§ **What the task asks**
Copy the lines of the material from the one containing "donut-value-arc [649, 175, 791, 317]" through the one containing "donut-percent-label: 84% [690, 232, 750, 261]", substituting "donut-ring-arc" for every "donut-value-arc" and leaving all else as it stands. Return only those lines.

== == ==

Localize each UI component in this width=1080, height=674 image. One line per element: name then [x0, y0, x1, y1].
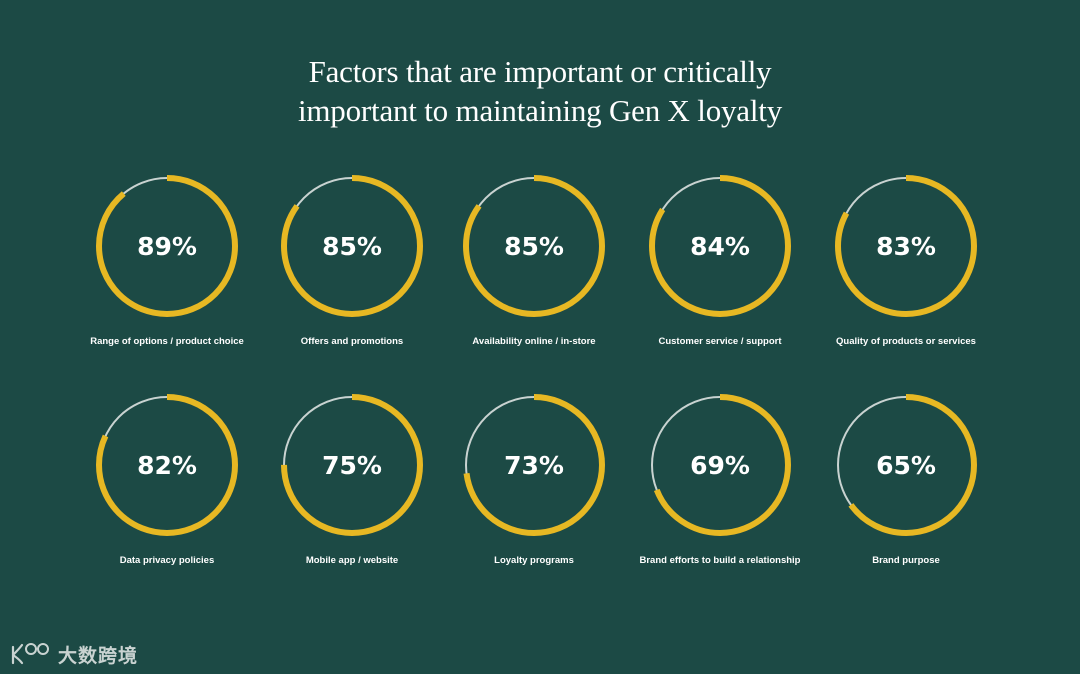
donut-value-arc [649, 175, 791, 317]
donut-value-arc [649, 394, 791, 536]
watermark-logo-icon [11, 643, 49, 665]
donut-value-arc [281, 175, 423, 317]
donut-1: 89% Range of options / product choice [90, 175, 244, 347]
donut-percent-label: 83% [876, 232, 936, 261]
donut-value-arc [96, 394, 238, 536]
chart-title: Factors that are important or critically… [0, 52, 1080, 130]
donut-percent-label: 73% [504, 451, 564, 480]
watermark: 大数跨境 [10, 640, 138, 668]
donut-2: 85% Offers and promotions [281, 175, 423, 347]
donut-category-label: Offers and promotions [301, 336, 403, 347]
donut-value-arc [835, 175, 977, 317]
donut-category-label: Customer service / support [658, 336, 782, 347]
donut-percent-label: 84% [690, 232, 750, 261]
donut-9: 69% Brand efforts to build a relationship [640, 394, 801, 566]
watermark-text: 大数跨境 [58, 644, 139, 667]
donut-percent-label: 75% [322, 451, 382, 480]
donut-percent-label: 69% [690, 451, 750, 480]
donut-3: 85% Availability online / in-store [463, 175, 605, 347]
donut-10: 65% Brand purpose [835, 394, 977, 566]
donut-category-label: Availability online / in-store [472, 336, 595, 347]
donut-value-arc [281, 394, 423, 536]
donut-7: 75% Mobile app / website [281, 394, 423, 566]
donut-percent-label: 65% [876, 451, 936, 480]
donut-value-arc [463, 175, 605, 317]
donut-4: 84% Customer service / support [649, 175, 791, 347]
chart-title-line-2: important to maintaining Gen X loyalty [297, 93, 782, 128]
donut-5: 83% Quality of products or services [835, 175, 977, 347]
donut-percent-label: 89% [137, 232, 197, 261]
donut-category-label: Brand purpose [872, 555, 940, 566]
donut-category-label: Quality of products or services [836, 336, 976, 347]
donut-category-label: Mobile app / website [306, 555, 398, 566]
chart-title-line-1: Factors that are important or critically [308, 54, 772, 89]
donut-category-label: Loyalty programs [494, 555, 574, 566]
donut-value-arc [835, 394, 977, 536]
donut-category-label: Range of options / product choice [90, 336, 244, 347]
donut-percent-label: 85% [504, 232, 564, 261]
donut-8: 73% Loyalty programs [463, 394, 605, 566]
donut-value-arc [96, 175, 238, 317]
donut-category-label: Brand efforts to build a relationship [640, 555, 801, 566]
donut-value-arc [463, 394, 605, 536]
donut-percent-label: 82% [137, 451, 197, 480]
donut-category-label: Data privacy policies [120, 555, 215, 566]
donut-6: 82% Data privacy policies [96, 394, 238, 566]
donut-percent-label: 85% [322, 232, 382, 261]
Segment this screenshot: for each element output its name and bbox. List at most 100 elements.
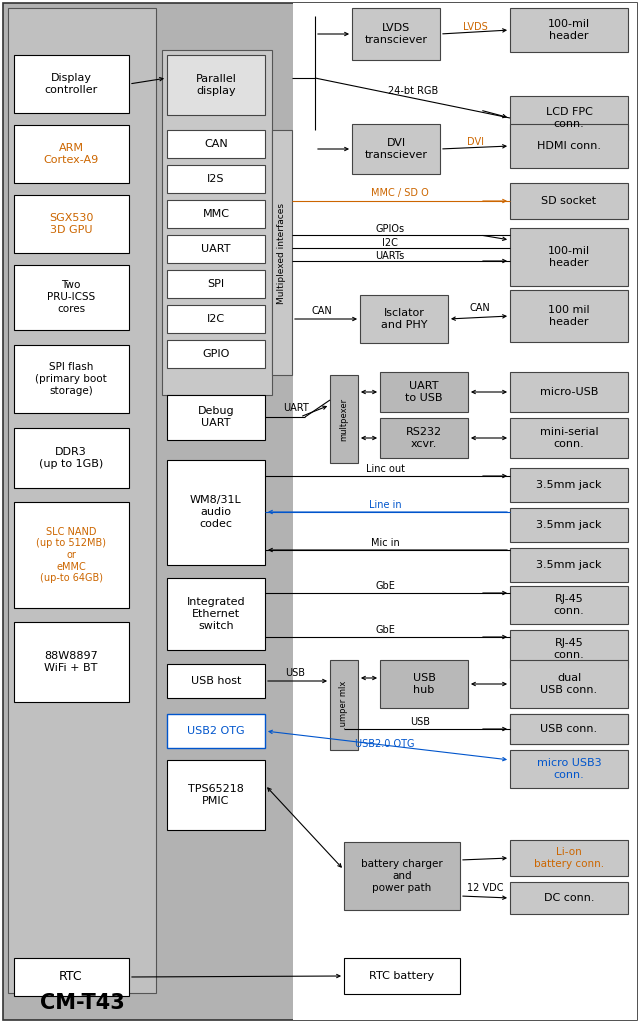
Bar <box>510 468 628 502</box>
Bar <box>510 183 628 219</box>
Text: SPI: SPI <box>207 279 225 290</box>
Text: GbE: GbE <box>375 625 395 635</box>
Text: ARM
Cortex-A9: ARM Cortex-A9 <box>44 143 99 165</box>
Text: GbE: GbE <box>375 581 395 591</box>
Bar <box>510 508 628 542</box>
Bar <box>14 428 129 488</box>
Text: Multiplexed interfaces: Multiplexed interfaces <box>278 203 287 304</box>
Bar <box>14 502 129 608</box>
Bar <box>510 124 628 168</box>
Text: LCD FPC
conn.: LCD FPC conn. <box>545 107 593 129</box>
Bar <box>510 714 628 744</box>
Text: USB2 OTG: USB2 OTG <box>187 726 245 736</box>
Text: micro USB3
conn.: micro USB3 conn. <box>537 758 602 780</box>
Text: DVI
transciever: DVI transciever <box>365 138 428 160</box>
Text: SD socket: SD socket <box>541 196 596 206</box>
Bar <box>167 235 265 263</box>
Bar <box>167 578 265 650</box>
Bar <box>167 55 265 115</box>
Bar <box>330 660 358 750</box>
Bar <box>510 840 628 876</box>
Text: Linc out: Linc out <box>365 464 404 474</box>
Bar <box>360 295 448 343</box>
Text: USB: USB <box>285 668 305 678</box>
Text: UART: UART <box>201 244 231 254</box>
Text: RJ-45
conn.: RJ-45 conn. <box>554 638 584 660</box>
Bar <box>167 460 265 565</box>
Text: MMC / SD O: MMC / SD O <box>371 188 429 198</box>
Bar <box>167 130 265 158</box>
Text: micro-USB: micro-USB <box>540 387 598 397</box>
Bar <box>14 195 129 253</box>
Text: dual
USB conn.: dual USB conn. <box>540 673 598 695</box>
Text: USB2.0 OTG: USB2.0 OTG <box>355 739 415 749</box>
Text: I2C: I2C <box>382 238 398 248</box>
Text: Two
PRU-ICSS
cores: Two PRU-ICSS cores <box>47 280 95 314</box>
Text: Li-on
battery conn.: Li-on battery conn. <box>534 847 604 869</box>
Bar <box>352 124 440 174</box>
Text: USB: USB <box>410 717 430 727</box>
Bar <box>380 372 468 412</box>
Bar <box>510 8 628 52</box>
Text: SPI flash
(primary boot
storage): SPI flash (primary boot storage) <box>35 362 107 396</box>
Text: mini-serial
conn.: mini-serial conn. <box>540 428 598 449</box>
Bar <box>510 750 628 788</box>
Text: DVI: DVI <box>467 137 483 147</box>
Bar <box>510 586 628 624</box>
Text: 3.5mm jack: 3.5mm jack <box>536 480 602 490</box>
Text: 100 mil
header: 100 mil header <box>548 305 590 326</box>
Bar <box>510 660 628 708</box>
Text: USB host: USB host <box>191 676 241 686</box>
Bar <box>510 882 628 914</box>
Bar <box>510 290 628 342</box>
Text: 100-mil
header: 100-mil header <box>548 19 590 41</box>
Text: 12 VDC: 12 VDC <box>467 883 503 893</box>
Text: HDMI conn.: HDMI conn. <box>537 141 601 151</box>
Bar <box>380 418 468 458</box>
Text: SLC NAND
(up to 512MB)
or
eMMC
(up-to 64GB): SLC NAND (up to 512MB) or eMMC (up-to 64… <box>36 527 106 583</box>
Text: RTC: RTC <box>59 971 83 983</box>
Bar <box>167 760 265 830</box>
Text: RJ-45
conn.: RJ-45 conn. <box>554 594 584 616</box>
Text: GPIO: GPIO <box>202 349 230 359</box>
Bar <box>510 548 628 582</box>
Bar <box>14 265 129 330</box>
Text: LVDS: LVDS <box>463 23 488 32</box>
Text: CAN: CAN <box>312 306 332 316</box>
Bar <box>167 340 265 368</box>
Text: Display
controller: Display controller <box>44 74 98 95</box>
Text: Parallel
display: Parallel display <box>196 75 236 96</box>
Bar <box>344 842 460 910</box>
Text: multpexer: multpexer <box>339 398 349 441</box>
Bar <box>167 664 265 698</box>
Bar <box>14 622 129 702</box>
Bar <box>272 130 292 375</box>
Bar <box>167 270 265 298</box>
Text: battery charger
and
power path: battery charger and power path <box>361 859 443 893</box>
Text: WM8/31L
audio
codec: WM8/31L audio codec <box>190 495 242 529</box>
Text: DC conn.: DC conn. <box>544 893 595 903</box>
Bar <box>167 201 265 228</box>
Text: 3.5mm jack: 3.5mm jack <box>536 560 602 570</box>
Bar <box>293 3 637 1020</box>
Text: Isclator
and PHY: Isclator and PHY <box>381 308 428 329</box>
Bar <box>14 55 129 113</box>
Text: Debug
UART: Debug UART <box>198 406 234 428</box>
Text: DDR3
(up to 1GB): DDR3 (up to 1GB) <box>39 447 103 469</box>
Text: Mic in: Mic in <box>371 538 399 548</box>
Bar <box>510 418 628 458</box>
Text: LVDS
transciever: LVDS transciever <box>365 24 428 45</box>
Bar <box>510 372 628 412</box>
Text: TPS65218
PMIC: TPS65218 PMIC <box>188 785 244 806</box>
Text: 100-mil
header: 100-mil header <box>548 247 590 268</box>
Bar <box>14 958 129 996</box>
Bar <box>352 8 440 60</box>
Text: I2S: I2S <box>207 174 225 184</box>
Bar <box>162 50 272 395</box>
Bar <box>510 228 628 286</box>
Bar <box>380 660 468 708</box>
Bar <box>510 96 628 140</box>
Bar <box>344 958 460 994</box>
Text: RS232
xcvr.: RS232 xcvr. <box>406 428 442 449</box>
Bar <box>510 714 628 744</box>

== == ==

§ **Output below**
donut-ring-arc [649, 175, 791, 317]
donut-ring-arc [649, 394, 791, 536]
watermark-logo-icon [11, 643, 49, 665]
donut-ring-arc [281, 175, 423, 317]
donut-1: 89% Range of options / product choice [90, 175, 244, 347]
donut-percent-label: 83% [876, 232, 936, 261]
donut-ring-arc [96, 394, 238, 536]
chart-title: Factors that are important or critically… [0, 52, 1080, 130]
donut-percent-label: 73% [504, 451, 564, 480]
watermark: 大数跨境 [10, 640, 138, 668]
donut-2: 85% Offers and promotions [281, 175, 423, 347]
donut-category-label: Offers and promotions [301, 336, 403, 347]
donut-ring-arc [835, 175, 977, 317]
donut-category-label: Customer service / support [658, 336, 782, 347]
donut-percent-label: 84% [690, 232, 750, 261]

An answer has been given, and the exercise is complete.